Report only the number of lines that hold the word "content".

___ STORED ROWS

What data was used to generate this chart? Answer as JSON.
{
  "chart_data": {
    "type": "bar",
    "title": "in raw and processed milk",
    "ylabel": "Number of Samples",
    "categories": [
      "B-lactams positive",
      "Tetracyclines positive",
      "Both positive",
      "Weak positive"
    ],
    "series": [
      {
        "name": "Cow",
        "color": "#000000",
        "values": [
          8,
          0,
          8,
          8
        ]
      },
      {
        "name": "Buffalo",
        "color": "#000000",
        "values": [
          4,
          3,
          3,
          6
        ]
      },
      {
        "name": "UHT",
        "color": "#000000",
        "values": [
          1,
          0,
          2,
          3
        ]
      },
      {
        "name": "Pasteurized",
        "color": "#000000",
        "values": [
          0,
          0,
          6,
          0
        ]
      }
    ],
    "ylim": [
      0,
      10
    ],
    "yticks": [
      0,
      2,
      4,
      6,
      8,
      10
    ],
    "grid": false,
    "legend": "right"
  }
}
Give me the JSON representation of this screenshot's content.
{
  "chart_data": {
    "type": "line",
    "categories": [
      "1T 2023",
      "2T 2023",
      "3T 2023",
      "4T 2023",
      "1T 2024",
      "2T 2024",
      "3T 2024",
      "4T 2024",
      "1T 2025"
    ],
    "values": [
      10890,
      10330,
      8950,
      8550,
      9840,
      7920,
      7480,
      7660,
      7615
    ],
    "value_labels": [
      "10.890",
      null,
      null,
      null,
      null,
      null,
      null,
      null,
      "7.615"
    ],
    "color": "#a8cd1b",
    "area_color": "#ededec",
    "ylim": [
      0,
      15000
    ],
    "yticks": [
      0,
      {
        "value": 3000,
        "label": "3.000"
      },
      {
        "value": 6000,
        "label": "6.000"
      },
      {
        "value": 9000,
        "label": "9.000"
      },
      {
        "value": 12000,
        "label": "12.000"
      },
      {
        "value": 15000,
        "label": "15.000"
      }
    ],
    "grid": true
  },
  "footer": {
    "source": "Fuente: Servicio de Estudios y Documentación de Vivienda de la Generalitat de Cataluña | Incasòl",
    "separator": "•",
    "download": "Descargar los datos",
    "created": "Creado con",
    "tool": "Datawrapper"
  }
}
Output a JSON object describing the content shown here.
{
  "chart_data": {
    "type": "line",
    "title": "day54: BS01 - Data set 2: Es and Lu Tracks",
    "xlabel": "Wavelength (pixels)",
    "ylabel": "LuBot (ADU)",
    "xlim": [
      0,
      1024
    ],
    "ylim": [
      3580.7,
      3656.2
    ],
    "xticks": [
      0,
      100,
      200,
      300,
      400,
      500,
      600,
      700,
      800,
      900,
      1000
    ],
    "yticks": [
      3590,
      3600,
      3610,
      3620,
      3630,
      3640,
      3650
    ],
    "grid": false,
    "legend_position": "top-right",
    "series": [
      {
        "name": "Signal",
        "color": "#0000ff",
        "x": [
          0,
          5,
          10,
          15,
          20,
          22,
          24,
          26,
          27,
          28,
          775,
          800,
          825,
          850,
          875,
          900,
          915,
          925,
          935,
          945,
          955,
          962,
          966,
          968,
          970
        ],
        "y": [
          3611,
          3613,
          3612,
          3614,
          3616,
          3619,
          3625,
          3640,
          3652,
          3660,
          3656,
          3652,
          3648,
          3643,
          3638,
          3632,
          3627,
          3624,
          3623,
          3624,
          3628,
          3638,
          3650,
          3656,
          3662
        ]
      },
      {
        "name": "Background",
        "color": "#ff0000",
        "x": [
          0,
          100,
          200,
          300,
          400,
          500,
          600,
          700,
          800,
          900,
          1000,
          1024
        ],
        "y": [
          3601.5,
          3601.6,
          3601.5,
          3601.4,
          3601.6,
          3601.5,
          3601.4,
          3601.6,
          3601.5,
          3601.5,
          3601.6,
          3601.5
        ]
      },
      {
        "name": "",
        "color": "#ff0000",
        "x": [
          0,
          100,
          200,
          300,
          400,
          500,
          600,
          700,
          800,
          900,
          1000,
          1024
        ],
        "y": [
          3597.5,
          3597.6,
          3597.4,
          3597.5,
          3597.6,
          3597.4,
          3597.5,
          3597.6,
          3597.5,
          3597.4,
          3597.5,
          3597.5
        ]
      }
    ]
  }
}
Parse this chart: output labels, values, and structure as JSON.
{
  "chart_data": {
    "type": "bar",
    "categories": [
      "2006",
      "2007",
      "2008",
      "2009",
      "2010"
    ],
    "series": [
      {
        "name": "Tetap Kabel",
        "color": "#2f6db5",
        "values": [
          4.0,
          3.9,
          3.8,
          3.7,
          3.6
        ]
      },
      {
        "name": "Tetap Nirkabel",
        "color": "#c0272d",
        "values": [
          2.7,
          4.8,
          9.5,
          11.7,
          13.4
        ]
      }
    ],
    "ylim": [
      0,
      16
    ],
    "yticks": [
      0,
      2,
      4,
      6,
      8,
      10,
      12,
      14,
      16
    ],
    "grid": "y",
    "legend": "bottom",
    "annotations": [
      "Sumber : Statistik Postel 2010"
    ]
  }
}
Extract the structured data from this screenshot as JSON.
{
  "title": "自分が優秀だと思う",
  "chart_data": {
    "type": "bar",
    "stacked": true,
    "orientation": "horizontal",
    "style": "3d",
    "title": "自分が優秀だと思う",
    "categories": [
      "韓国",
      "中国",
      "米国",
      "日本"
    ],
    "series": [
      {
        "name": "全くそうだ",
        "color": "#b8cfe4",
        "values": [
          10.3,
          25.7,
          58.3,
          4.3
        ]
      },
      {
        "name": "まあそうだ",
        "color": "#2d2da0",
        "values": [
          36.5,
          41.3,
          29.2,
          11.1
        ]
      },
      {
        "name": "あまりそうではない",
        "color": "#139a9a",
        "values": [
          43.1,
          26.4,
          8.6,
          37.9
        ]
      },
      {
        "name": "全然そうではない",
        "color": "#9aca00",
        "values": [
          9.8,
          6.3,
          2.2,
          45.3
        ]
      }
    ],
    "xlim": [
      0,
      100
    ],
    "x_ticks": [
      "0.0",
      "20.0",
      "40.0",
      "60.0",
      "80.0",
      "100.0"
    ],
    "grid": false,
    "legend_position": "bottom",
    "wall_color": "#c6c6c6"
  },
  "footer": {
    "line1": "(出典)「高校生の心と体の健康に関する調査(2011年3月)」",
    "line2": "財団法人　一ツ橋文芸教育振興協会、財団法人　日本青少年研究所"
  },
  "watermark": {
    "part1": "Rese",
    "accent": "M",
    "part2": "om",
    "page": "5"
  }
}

______

_ANSWER TO THIS EXERCISE_
2